Collection entries:
+ + + + +

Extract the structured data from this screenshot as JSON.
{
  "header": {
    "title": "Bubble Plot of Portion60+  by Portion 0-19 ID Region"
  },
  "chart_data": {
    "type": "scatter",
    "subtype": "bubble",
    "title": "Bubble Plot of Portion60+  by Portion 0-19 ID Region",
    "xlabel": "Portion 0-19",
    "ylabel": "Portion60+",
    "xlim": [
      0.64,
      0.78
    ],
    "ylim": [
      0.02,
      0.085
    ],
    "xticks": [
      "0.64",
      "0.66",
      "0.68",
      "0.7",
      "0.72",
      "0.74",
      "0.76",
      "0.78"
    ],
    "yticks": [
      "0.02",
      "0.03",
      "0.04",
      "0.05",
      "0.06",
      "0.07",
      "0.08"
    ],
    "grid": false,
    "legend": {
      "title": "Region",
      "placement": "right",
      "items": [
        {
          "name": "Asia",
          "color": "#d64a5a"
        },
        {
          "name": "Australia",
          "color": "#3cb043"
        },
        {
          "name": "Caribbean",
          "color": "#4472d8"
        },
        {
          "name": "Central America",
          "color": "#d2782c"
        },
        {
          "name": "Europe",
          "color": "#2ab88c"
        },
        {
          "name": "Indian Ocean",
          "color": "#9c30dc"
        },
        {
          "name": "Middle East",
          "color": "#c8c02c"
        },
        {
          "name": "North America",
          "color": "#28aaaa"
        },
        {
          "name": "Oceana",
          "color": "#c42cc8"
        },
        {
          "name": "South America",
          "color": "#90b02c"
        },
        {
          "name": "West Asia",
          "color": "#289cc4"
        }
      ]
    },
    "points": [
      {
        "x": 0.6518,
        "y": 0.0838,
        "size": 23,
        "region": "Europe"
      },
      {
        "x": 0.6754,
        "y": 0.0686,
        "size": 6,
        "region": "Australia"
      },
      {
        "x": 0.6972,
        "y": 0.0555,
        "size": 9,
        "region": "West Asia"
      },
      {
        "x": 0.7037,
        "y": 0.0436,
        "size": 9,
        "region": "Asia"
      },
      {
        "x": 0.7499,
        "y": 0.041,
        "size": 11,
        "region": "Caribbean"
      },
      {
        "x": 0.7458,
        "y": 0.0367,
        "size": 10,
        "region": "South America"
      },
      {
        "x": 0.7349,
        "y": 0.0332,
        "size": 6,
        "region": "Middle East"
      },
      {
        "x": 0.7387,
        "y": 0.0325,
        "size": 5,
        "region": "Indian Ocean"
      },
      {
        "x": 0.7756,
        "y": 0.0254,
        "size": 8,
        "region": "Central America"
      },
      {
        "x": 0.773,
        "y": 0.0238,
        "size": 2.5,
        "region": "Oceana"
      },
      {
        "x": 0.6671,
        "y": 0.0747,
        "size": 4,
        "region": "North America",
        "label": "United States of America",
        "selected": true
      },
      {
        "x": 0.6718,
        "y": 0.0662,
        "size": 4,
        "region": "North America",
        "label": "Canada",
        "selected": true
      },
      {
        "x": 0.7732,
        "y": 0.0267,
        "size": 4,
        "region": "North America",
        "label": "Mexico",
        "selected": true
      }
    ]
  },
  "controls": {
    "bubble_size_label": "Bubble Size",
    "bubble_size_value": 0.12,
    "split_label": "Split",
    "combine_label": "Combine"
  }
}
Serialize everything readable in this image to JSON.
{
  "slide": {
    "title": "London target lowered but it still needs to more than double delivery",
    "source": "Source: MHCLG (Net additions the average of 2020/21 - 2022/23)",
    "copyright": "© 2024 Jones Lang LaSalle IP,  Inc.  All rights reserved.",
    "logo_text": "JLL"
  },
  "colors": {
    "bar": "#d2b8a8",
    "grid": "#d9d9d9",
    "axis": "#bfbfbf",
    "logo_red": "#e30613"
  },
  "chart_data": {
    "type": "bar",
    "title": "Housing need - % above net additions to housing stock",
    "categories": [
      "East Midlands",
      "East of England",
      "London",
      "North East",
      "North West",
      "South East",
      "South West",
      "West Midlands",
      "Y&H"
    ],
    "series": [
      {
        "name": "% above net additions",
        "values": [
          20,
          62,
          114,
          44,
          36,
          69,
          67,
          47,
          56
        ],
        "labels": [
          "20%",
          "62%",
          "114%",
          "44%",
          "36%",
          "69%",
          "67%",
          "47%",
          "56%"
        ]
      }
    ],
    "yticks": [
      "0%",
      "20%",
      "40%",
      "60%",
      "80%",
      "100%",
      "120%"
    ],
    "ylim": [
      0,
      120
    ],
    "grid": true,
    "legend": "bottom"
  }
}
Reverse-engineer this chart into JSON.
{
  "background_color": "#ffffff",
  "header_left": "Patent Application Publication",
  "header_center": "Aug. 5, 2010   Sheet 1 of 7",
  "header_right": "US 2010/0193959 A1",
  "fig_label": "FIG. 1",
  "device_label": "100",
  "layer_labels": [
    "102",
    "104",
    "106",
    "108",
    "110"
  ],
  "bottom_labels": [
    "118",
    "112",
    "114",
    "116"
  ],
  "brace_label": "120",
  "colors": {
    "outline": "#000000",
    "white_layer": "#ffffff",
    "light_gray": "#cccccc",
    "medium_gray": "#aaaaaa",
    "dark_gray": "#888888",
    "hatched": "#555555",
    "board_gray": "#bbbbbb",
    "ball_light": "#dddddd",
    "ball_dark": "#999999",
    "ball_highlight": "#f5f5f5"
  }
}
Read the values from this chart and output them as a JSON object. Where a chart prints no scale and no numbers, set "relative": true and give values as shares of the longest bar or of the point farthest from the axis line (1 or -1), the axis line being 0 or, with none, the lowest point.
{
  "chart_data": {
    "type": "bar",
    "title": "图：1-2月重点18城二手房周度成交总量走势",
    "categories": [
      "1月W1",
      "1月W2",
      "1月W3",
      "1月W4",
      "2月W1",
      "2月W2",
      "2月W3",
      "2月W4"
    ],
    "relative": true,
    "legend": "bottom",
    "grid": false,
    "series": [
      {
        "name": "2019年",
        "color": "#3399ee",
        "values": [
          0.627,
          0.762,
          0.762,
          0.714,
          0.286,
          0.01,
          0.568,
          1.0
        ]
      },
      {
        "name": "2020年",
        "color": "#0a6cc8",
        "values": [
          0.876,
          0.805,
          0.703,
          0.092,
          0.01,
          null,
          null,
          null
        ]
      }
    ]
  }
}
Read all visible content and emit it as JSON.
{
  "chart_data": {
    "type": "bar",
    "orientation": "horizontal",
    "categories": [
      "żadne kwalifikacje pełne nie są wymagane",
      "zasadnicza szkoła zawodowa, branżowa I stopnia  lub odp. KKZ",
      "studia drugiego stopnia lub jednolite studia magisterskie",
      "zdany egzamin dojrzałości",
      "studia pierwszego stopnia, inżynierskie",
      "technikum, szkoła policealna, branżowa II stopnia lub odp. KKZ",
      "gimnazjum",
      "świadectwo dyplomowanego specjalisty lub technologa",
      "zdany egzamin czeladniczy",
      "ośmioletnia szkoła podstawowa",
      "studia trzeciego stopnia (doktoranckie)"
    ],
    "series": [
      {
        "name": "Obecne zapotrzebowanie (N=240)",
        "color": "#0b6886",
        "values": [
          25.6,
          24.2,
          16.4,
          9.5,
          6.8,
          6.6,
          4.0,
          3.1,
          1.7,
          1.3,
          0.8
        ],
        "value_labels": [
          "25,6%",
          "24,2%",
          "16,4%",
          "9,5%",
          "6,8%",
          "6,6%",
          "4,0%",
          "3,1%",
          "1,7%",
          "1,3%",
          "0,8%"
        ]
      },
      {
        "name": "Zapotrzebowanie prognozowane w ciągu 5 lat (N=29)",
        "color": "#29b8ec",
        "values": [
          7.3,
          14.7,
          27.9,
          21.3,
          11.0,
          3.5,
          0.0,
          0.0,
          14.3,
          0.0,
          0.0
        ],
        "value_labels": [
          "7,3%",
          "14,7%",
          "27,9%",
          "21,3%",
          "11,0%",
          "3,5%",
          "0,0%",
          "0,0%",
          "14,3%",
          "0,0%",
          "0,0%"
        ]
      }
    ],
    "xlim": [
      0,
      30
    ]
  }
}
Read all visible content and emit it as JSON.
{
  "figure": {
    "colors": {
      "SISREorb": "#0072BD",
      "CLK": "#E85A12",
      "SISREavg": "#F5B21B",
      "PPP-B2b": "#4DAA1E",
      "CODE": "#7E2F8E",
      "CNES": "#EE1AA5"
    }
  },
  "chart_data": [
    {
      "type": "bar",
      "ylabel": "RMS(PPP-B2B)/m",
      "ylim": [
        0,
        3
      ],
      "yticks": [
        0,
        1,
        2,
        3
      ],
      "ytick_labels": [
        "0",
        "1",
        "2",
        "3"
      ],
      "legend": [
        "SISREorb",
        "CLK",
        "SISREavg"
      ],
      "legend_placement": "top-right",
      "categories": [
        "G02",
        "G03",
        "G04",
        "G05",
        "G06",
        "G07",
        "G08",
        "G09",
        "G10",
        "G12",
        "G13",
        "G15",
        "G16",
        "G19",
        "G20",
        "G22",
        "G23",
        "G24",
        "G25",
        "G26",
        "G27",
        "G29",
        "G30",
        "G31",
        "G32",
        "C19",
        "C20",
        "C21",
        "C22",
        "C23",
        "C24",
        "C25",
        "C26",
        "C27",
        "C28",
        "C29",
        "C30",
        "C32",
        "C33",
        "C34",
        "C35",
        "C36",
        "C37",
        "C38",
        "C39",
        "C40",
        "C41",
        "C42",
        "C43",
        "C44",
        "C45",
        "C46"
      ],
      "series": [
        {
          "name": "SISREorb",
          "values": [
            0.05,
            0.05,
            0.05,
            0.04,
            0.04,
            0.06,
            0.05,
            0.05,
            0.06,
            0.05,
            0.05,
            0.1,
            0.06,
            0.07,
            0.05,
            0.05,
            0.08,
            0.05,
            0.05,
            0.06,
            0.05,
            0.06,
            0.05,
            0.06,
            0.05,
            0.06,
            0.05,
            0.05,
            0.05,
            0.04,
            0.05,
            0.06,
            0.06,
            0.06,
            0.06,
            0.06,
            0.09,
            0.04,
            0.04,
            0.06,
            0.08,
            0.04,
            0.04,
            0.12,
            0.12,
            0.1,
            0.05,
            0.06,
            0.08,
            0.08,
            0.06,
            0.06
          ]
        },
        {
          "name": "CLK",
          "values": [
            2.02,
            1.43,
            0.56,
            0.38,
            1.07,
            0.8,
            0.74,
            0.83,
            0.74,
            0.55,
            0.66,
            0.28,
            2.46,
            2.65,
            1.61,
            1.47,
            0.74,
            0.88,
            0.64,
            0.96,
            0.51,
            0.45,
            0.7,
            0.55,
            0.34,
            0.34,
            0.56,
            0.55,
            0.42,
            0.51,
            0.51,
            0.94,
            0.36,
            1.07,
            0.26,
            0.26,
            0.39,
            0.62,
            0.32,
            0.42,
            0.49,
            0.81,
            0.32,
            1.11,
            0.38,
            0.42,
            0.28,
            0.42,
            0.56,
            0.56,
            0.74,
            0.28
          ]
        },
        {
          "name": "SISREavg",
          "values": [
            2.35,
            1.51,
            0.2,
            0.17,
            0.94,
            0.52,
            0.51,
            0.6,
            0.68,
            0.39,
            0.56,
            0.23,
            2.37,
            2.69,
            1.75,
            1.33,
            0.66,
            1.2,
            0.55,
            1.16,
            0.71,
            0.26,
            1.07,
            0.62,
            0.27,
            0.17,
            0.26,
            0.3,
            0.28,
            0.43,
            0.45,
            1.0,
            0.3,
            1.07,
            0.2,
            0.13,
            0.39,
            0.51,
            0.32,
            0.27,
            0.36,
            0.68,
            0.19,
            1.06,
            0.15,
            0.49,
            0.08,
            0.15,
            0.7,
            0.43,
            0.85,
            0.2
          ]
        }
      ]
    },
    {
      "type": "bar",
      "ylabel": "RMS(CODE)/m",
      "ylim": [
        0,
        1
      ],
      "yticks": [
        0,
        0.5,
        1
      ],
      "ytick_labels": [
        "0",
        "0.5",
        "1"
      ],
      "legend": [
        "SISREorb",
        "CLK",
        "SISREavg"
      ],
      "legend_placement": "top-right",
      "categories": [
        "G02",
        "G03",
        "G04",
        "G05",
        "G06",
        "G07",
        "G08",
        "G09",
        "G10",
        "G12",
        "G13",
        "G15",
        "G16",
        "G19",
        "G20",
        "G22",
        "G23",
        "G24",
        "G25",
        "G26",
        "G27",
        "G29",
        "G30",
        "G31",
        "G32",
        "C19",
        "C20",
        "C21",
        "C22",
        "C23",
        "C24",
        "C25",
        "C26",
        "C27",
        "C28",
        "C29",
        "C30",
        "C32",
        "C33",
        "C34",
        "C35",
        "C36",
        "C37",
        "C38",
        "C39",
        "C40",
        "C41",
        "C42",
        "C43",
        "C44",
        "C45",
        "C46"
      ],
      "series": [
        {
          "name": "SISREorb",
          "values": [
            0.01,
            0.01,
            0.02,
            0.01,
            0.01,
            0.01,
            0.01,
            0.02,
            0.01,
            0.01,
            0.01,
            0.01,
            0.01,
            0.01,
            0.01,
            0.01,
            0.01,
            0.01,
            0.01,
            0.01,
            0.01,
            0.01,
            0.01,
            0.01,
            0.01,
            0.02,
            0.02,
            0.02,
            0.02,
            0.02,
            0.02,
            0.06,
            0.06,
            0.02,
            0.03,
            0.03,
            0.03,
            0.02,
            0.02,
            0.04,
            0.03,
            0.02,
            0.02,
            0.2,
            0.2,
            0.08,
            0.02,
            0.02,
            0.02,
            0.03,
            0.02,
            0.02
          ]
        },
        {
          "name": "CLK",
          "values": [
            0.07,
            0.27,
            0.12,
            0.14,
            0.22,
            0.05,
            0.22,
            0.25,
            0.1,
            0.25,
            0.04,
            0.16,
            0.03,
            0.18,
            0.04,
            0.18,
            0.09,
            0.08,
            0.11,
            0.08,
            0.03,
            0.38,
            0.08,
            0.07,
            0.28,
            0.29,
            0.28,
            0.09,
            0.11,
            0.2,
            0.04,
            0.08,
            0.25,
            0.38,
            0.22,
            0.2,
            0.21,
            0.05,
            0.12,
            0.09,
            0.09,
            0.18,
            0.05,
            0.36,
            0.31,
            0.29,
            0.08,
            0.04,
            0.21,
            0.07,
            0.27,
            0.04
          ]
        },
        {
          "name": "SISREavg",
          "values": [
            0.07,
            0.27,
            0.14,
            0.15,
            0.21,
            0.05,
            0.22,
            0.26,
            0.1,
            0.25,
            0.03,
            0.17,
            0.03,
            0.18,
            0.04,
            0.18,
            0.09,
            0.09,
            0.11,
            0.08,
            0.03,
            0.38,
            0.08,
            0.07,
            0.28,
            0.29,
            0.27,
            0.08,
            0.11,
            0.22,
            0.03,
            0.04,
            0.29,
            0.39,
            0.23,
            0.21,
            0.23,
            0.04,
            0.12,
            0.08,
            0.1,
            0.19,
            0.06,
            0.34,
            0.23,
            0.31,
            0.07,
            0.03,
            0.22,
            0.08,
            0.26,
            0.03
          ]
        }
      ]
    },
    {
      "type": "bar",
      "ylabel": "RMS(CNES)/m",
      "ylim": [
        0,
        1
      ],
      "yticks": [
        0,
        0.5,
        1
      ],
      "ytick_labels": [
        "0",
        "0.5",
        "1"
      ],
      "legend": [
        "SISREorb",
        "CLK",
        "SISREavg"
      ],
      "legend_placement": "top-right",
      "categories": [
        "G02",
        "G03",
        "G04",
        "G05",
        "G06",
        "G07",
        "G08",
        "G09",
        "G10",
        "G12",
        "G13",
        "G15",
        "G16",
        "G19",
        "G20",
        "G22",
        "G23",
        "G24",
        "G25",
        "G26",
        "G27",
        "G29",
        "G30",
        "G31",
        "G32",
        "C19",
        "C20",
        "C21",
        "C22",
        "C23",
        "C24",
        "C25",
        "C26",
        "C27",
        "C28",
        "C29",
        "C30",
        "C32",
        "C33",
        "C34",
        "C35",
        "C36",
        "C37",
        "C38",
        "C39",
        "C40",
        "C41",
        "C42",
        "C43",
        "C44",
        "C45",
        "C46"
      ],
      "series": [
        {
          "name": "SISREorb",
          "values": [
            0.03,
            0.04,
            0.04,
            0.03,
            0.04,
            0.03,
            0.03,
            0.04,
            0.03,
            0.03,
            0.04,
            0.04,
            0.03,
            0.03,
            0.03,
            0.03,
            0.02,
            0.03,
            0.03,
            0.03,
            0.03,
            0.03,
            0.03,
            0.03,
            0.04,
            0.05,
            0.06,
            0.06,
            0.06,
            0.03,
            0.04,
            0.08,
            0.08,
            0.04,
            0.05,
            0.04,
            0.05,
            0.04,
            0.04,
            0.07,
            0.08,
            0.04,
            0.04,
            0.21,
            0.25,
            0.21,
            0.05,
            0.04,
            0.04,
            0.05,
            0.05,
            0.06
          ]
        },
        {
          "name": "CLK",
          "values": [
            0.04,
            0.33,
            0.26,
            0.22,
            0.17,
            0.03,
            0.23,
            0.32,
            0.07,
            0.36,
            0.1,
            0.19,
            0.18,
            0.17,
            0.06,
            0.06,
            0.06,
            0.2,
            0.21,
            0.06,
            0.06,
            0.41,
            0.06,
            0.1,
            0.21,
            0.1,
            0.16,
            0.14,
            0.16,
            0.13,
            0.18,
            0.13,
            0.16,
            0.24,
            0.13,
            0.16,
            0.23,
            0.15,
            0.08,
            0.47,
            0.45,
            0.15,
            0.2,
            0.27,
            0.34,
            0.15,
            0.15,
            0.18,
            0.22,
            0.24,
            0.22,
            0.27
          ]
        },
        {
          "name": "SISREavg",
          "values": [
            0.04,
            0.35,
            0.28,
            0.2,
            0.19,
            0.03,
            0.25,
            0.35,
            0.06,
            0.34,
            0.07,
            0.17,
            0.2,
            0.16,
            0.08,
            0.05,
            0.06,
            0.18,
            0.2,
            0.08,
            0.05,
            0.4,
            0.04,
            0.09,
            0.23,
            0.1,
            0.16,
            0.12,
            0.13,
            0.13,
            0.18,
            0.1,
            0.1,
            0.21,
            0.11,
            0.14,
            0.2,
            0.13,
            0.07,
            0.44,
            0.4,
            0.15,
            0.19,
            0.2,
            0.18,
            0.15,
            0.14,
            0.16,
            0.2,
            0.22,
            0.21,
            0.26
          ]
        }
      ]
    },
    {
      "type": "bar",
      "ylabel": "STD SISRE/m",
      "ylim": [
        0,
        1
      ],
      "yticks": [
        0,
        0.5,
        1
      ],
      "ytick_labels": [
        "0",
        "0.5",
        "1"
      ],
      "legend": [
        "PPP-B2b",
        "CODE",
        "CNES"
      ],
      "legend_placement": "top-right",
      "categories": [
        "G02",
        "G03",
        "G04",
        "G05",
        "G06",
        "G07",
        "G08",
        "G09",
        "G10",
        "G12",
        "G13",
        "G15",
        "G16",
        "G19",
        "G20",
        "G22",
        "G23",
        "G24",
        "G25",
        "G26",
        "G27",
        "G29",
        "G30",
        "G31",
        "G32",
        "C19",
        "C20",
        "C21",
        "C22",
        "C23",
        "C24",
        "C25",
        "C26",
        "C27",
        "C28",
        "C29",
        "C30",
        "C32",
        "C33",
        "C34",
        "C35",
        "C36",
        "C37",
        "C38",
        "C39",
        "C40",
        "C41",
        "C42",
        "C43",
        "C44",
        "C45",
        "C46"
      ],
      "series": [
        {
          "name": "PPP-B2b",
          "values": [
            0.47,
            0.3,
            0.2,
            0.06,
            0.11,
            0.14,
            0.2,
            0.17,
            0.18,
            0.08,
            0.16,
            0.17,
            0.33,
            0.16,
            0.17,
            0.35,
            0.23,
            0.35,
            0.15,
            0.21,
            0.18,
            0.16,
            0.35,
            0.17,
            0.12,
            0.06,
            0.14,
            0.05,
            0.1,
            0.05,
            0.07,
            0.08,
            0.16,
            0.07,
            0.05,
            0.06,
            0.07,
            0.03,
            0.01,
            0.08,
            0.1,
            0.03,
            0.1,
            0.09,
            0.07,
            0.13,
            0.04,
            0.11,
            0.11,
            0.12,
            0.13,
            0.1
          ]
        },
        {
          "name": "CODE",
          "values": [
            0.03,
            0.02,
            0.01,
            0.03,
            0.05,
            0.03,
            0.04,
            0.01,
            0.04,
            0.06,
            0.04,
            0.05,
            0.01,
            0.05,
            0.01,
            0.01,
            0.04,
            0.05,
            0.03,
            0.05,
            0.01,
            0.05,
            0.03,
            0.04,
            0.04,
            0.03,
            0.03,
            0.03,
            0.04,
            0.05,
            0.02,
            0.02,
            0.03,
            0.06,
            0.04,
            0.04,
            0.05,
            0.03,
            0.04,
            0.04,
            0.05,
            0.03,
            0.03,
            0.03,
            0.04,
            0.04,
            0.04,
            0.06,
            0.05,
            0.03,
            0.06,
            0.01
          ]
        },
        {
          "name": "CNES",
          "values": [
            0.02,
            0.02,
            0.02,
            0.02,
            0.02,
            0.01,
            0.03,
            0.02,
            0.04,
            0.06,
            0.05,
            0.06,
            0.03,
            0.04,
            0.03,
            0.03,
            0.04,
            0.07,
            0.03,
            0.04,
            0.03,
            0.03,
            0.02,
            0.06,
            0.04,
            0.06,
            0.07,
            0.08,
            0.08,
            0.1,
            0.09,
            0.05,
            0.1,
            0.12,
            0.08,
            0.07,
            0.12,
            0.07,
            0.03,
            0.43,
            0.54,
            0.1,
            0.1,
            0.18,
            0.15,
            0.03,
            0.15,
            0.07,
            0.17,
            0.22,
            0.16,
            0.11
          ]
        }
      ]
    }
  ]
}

+ + + + +

## Short problem
How many of the lines above hold "Plot"? Answer with only the number.

## Output for this exercise
2